* **Task to complete**:
From the entries below, copy every line holding the word "JSON".

* **Exercise input**:
···

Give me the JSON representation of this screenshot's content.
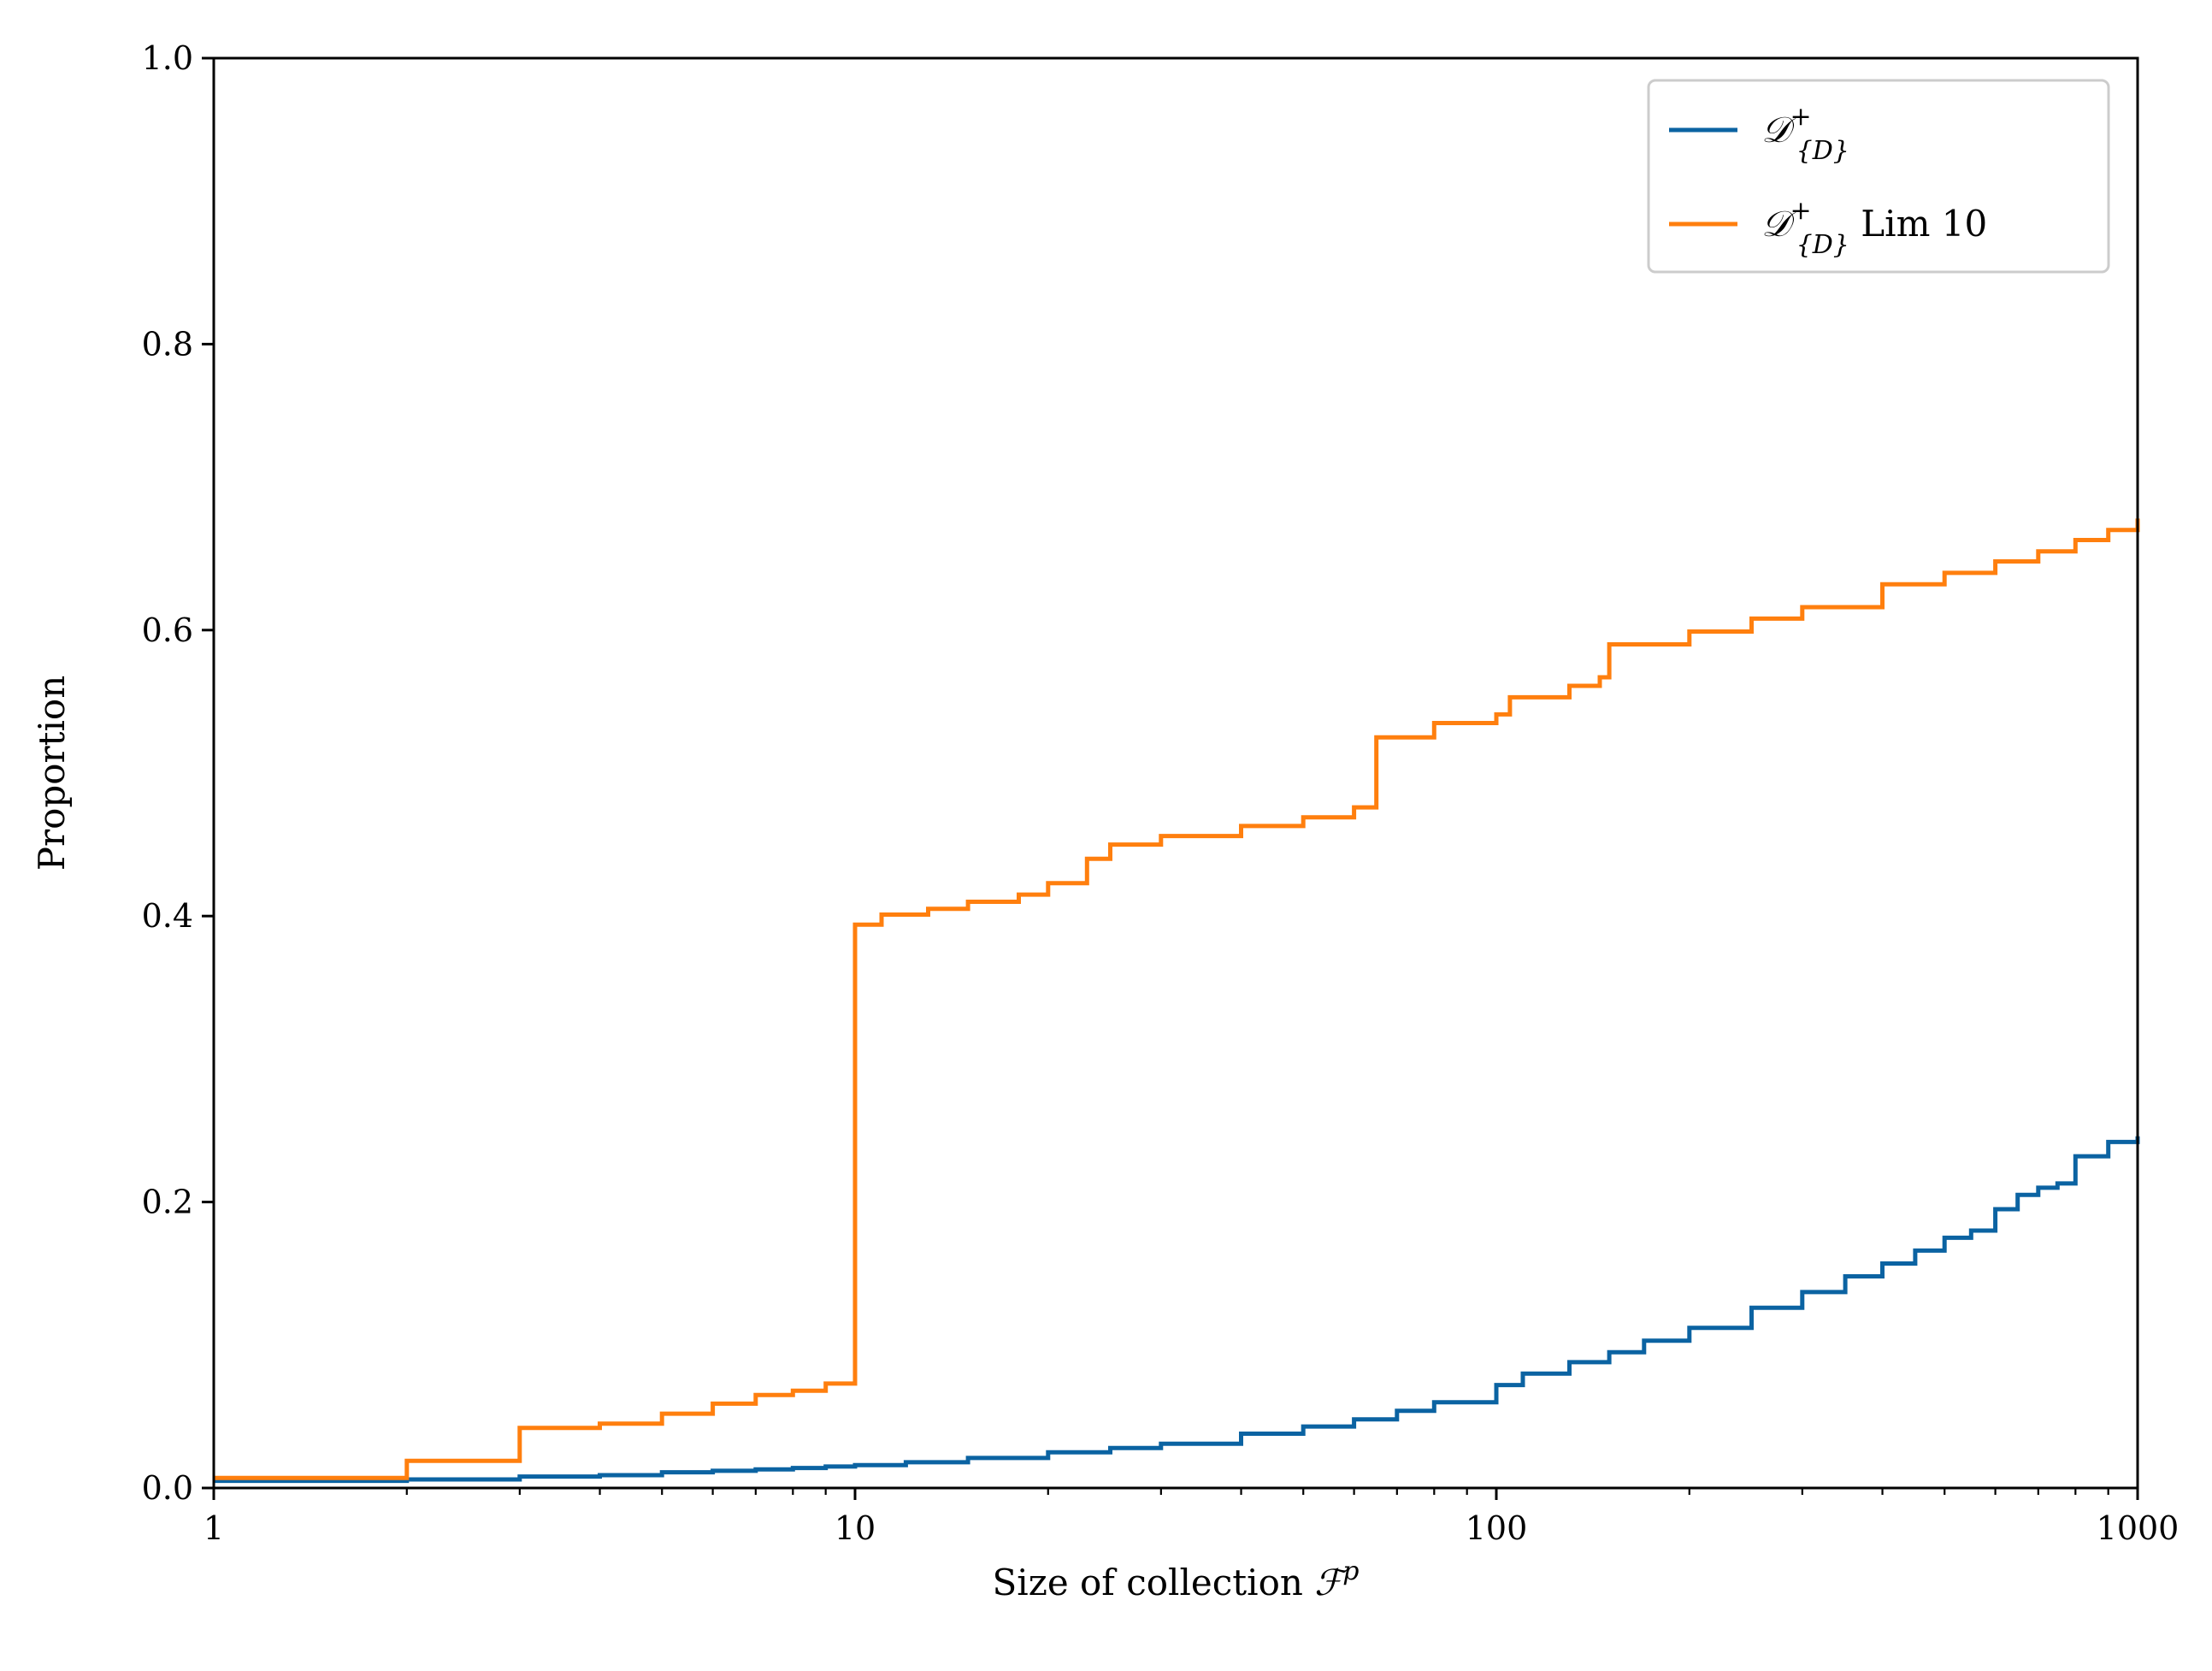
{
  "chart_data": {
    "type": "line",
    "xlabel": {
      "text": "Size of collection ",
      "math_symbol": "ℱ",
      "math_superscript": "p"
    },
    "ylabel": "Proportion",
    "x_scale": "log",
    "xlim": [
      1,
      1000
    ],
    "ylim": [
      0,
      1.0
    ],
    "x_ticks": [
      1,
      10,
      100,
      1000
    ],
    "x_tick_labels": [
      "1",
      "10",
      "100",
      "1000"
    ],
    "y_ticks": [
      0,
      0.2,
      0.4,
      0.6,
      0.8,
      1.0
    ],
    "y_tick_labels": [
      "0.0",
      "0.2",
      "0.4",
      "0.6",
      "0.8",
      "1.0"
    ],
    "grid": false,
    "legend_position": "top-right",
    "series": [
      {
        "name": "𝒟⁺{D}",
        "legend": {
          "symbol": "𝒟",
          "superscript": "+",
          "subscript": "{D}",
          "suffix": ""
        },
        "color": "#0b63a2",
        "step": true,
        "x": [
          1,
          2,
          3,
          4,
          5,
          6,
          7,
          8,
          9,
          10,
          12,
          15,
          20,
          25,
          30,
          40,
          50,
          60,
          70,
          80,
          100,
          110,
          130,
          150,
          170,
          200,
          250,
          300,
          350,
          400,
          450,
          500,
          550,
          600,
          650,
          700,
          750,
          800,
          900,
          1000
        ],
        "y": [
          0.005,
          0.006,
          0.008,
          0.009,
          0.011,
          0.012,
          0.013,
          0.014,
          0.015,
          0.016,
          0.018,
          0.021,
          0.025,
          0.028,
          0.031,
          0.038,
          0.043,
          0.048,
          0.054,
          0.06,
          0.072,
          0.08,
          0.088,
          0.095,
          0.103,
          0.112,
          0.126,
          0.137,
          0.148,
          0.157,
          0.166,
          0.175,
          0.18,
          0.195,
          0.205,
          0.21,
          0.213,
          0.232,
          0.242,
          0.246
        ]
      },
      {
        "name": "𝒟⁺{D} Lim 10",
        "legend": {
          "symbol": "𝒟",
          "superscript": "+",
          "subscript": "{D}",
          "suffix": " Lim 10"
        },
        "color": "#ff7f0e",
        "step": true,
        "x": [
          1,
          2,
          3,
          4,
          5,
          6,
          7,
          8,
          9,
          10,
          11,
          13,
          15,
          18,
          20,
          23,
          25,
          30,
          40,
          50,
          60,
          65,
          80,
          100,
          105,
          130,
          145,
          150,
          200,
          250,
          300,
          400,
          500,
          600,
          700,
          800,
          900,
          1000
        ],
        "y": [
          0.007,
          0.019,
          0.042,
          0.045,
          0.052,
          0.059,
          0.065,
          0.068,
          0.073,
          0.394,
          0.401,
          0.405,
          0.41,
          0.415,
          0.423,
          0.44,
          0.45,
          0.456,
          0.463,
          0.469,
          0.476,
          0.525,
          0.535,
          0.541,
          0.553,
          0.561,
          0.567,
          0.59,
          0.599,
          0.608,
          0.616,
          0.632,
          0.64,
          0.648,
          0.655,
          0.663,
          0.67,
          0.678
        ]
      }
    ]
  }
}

···

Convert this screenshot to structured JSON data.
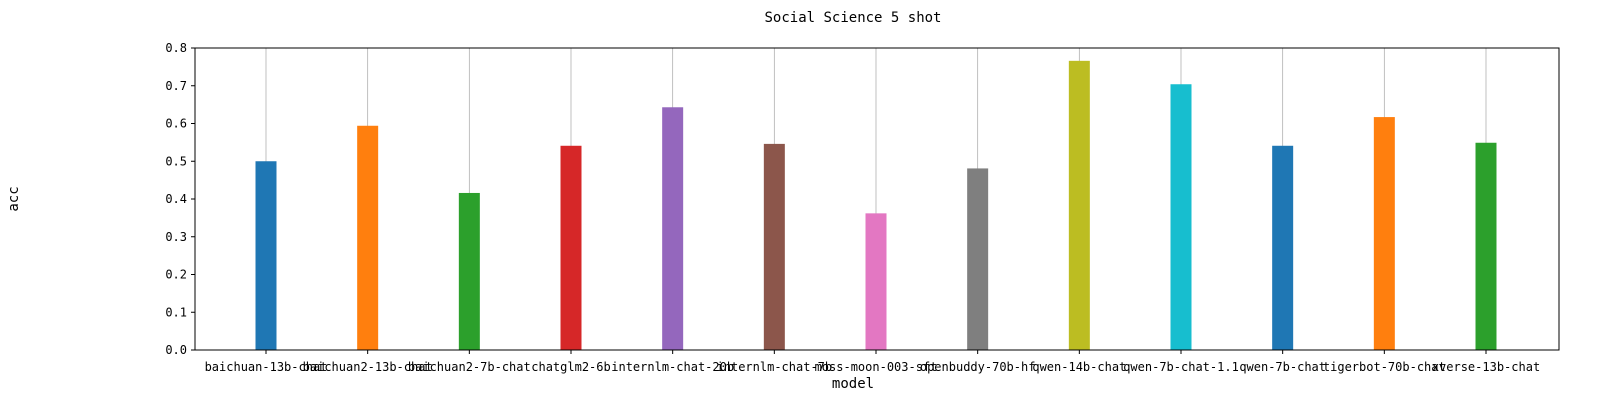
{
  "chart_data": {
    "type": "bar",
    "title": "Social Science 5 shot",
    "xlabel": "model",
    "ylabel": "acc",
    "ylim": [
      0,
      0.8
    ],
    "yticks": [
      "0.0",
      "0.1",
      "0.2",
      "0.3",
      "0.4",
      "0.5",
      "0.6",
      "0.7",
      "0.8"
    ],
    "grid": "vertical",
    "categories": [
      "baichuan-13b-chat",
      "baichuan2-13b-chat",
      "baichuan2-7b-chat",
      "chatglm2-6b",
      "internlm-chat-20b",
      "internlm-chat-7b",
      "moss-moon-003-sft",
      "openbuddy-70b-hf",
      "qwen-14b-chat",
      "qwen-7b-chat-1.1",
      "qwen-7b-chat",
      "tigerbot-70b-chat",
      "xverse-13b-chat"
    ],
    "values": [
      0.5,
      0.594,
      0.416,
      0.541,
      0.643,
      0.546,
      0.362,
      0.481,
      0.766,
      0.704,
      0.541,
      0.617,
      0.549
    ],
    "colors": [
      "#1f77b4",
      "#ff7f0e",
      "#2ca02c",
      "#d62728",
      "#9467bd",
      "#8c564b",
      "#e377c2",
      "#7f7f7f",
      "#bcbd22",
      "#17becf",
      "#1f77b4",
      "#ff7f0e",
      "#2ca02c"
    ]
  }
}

···

* **Written solution**:
Give me the JSON representation of this screenshot's content.
Convert this screenshot to structured JSON data.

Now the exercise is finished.